• **STATED GOAL**
Filter this data down to the lines that hold "dBFS", and copy them.

[START]

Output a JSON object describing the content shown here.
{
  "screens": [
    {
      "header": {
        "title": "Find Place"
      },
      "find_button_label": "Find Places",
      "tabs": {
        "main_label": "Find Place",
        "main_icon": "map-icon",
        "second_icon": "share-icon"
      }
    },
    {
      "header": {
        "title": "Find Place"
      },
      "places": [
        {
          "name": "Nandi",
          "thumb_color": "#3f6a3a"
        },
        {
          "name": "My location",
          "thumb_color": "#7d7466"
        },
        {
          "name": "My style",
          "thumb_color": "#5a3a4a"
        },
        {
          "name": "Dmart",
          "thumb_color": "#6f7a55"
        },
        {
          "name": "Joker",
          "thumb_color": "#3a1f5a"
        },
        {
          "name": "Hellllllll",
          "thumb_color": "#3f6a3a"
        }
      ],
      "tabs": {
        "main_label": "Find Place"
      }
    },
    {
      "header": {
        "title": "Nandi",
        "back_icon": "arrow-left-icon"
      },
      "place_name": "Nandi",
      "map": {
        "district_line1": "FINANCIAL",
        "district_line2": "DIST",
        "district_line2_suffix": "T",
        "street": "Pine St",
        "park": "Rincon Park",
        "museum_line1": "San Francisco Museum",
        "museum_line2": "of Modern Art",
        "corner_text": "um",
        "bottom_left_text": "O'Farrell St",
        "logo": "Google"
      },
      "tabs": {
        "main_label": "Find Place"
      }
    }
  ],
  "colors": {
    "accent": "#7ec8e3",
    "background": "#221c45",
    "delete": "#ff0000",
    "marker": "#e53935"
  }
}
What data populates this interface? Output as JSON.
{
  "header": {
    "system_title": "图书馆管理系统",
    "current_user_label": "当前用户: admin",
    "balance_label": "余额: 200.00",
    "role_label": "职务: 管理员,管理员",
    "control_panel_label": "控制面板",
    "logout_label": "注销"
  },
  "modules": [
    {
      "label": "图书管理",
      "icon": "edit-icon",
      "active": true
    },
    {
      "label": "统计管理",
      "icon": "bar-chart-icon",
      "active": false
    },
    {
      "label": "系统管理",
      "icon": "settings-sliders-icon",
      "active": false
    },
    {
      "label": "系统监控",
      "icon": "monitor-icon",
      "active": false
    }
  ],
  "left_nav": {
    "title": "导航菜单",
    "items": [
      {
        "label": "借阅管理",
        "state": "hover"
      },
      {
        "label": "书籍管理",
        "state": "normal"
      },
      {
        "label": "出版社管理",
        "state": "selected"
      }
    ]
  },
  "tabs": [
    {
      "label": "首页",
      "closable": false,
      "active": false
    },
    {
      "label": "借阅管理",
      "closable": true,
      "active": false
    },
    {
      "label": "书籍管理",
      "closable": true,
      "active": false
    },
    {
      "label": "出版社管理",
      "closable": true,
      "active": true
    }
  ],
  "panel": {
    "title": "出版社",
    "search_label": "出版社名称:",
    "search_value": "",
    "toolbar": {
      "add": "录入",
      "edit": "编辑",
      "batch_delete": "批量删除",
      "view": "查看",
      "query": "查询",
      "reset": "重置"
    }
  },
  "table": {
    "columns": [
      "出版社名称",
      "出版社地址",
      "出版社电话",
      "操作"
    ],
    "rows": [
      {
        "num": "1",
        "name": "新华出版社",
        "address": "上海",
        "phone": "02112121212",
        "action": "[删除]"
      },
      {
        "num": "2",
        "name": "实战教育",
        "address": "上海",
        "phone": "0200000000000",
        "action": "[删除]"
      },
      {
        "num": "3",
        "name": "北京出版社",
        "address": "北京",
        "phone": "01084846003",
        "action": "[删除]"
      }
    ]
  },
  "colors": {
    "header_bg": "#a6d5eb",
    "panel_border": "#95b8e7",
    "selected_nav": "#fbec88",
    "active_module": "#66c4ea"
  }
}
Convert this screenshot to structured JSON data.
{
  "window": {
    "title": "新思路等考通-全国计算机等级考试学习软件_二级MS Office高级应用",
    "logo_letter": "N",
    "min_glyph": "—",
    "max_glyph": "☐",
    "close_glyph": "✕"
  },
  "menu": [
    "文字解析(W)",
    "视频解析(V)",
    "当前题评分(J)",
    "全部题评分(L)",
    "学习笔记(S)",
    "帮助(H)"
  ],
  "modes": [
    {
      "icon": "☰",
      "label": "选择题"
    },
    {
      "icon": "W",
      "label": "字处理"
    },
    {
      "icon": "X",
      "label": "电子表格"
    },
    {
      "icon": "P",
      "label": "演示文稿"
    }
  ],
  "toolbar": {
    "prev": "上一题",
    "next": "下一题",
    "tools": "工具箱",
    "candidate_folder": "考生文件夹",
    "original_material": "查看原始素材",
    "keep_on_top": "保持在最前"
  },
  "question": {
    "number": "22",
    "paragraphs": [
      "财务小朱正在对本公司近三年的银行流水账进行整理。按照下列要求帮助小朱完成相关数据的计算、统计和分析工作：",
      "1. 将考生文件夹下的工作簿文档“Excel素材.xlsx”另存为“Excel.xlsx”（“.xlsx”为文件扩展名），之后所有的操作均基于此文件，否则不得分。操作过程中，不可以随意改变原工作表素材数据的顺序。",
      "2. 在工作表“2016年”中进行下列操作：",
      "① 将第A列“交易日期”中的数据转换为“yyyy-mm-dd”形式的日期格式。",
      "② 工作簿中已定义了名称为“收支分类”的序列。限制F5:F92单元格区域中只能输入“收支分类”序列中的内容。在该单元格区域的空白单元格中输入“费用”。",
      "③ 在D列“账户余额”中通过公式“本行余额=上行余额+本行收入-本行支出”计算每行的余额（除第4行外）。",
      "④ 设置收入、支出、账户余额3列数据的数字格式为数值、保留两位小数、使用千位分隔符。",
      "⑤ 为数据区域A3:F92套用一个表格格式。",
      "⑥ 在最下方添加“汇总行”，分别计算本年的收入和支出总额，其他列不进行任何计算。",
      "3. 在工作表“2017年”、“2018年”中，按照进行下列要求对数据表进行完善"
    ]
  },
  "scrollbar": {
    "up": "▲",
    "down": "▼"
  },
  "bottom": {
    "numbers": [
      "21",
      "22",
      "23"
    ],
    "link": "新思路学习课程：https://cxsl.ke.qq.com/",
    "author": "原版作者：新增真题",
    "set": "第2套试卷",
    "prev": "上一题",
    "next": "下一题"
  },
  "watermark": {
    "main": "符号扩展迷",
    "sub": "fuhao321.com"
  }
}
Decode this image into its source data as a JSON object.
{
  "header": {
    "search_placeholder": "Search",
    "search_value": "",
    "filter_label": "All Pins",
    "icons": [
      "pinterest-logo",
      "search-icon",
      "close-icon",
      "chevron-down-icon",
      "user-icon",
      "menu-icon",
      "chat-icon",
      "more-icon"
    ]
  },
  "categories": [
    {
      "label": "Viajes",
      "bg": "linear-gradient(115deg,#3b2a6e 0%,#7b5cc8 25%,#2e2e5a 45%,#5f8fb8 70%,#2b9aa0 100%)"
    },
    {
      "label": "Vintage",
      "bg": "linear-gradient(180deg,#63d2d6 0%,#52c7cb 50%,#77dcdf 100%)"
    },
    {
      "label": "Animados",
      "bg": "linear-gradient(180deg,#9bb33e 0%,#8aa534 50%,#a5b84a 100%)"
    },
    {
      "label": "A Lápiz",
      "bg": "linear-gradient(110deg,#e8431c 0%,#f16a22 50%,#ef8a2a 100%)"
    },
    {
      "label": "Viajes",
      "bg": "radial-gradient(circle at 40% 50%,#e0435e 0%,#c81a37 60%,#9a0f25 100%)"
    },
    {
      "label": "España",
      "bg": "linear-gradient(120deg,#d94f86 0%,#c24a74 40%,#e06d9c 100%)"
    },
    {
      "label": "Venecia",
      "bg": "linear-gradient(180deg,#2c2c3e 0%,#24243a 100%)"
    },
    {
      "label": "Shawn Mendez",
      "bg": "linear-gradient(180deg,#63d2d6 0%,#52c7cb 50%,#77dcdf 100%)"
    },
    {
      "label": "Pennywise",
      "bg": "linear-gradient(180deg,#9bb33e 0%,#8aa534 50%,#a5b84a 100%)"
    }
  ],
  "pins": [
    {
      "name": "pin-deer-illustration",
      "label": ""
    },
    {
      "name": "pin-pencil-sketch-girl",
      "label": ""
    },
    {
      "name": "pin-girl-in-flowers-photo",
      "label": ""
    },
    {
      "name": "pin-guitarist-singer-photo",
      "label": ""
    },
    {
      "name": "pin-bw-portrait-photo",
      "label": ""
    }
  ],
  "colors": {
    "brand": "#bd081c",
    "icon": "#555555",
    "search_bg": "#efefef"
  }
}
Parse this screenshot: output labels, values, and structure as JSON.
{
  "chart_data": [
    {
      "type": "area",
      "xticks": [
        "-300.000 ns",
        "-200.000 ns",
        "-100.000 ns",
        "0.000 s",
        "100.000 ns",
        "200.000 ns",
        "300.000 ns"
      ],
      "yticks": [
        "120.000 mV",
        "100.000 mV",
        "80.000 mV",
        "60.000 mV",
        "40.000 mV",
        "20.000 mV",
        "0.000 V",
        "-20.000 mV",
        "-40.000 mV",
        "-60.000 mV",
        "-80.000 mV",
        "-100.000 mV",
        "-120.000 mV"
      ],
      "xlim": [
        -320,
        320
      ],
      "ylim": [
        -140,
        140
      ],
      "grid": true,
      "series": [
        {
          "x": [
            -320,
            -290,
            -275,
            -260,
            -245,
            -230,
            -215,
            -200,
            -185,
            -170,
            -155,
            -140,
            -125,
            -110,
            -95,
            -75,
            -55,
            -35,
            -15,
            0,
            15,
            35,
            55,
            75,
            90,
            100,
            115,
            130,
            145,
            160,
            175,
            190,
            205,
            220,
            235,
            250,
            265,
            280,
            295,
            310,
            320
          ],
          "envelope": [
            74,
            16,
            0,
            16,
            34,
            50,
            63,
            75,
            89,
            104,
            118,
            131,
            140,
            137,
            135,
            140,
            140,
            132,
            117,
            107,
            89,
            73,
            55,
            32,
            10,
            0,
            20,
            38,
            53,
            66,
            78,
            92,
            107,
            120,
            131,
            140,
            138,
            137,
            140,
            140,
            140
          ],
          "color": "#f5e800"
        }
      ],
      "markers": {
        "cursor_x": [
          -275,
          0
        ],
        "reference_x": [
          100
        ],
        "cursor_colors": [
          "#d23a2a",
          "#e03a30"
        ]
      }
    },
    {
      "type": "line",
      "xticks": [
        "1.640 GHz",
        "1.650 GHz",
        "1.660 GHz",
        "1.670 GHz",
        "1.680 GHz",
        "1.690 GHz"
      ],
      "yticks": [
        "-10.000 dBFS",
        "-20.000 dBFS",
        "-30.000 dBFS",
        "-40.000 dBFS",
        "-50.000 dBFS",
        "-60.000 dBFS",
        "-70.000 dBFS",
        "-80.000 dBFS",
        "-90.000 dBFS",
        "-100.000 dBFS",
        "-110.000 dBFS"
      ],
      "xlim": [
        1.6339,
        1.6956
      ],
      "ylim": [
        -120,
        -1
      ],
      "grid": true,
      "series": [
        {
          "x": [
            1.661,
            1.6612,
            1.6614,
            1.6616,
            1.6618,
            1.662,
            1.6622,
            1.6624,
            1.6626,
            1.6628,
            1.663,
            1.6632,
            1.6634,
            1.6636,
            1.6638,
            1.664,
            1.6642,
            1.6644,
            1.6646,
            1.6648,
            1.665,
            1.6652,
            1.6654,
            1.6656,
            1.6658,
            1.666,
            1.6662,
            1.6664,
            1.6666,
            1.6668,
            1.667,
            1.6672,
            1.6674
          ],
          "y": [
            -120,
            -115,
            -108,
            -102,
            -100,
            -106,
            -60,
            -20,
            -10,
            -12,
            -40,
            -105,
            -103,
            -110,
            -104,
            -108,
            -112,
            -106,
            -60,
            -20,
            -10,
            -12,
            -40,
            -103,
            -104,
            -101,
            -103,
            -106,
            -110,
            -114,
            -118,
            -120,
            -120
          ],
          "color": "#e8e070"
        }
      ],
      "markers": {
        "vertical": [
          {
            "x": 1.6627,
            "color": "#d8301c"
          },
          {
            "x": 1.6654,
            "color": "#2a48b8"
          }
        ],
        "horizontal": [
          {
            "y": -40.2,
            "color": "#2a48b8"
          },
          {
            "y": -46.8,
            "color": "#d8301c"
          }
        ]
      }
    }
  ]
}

[END]

• **OUTPUT BELOW**
        "-10.000 dBFS",
        "-20.000 dBFS",
        "-30.000 dBFS",
        "-40.000 dBFS",
        "-50.000 dBFS",
        "-60.000 dBFS",
        "-70.000 dBFS",
        "-80.000 dBFS",
        "-90.000 dBFS",
        "-100.000 dBFS",
        "-110.000 dBFS"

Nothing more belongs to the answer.